--- GIVEN PROBLEM ---
Without skipping anything, write out each record below exactly.

* START THE INPUT *

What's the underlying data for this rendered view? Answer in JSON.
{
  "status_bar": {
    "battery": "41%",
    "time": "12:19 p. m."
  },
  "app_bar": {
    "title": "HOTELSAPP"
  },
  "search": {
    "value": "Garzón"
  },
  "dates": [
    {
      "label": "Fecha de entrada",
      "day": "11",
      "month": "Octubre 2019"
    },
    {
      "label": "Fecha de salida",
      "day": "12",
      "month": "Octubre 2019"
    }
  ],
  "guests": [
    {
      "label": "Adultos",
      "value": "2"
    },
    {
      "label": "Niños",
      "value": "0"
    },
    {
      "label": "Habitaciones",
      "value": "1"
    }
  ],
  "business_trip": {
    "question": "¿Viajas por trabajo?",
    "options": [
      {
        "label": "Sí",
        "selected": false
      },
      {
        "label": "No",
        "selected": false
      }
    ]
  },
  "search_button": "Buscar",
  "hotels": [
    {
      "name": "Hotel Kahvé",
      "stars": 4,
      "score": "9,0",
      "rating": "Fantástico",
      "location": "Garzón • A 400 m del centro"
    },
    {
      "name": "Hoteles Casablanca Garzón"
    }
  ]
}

* END THE INPUT *

--- FULL OUTPUT ---
What's the underlying data for this rendered view? Answer in JSON.
{
  "status_bar": {
    "battery": "41%",
    "time": "12:19 p. m."
  },
  "app_bar": {
    "title": "HOTELSAPP"
  },
  "search": {
    "value": "Garzón"
  },
  "dates": [
    {
      "label": "Fecha de entrada",
      "day": "11",
      "month": "Octubre 2019"
    },
    {
      "label": "Fecha de salida",
      "day": "12",
      "month": "Octubre 2019"
    }
  ],
  "guests": [
    {
      "label": "Adultos",
      "value": "2"
    },
    {
      "label": "Niños",
      "value": "0"
    },
    {
      "label": "Habitaciones",
      "value": "1"
    }
  ],
  "business_trip": {
    "question": "¿Viajas por trabajo?",
    "options": [
      {
        "label": "Sí",
        "selected": false
      },
      {
        "label": "No",
        "selected": false
      }
    ]
  },
  "search_button": "Buscar",
  "hotels": [
    {
      "name": "Hotel Kahvé",
      "stars": 4,
      "score": "9,0",
      "rating": "Fantástico",
      "location": "Garzón • A 400 m del centro"
    },
    {
      "name": "Hoteles Casablanca Garzón"
    }
  ]
}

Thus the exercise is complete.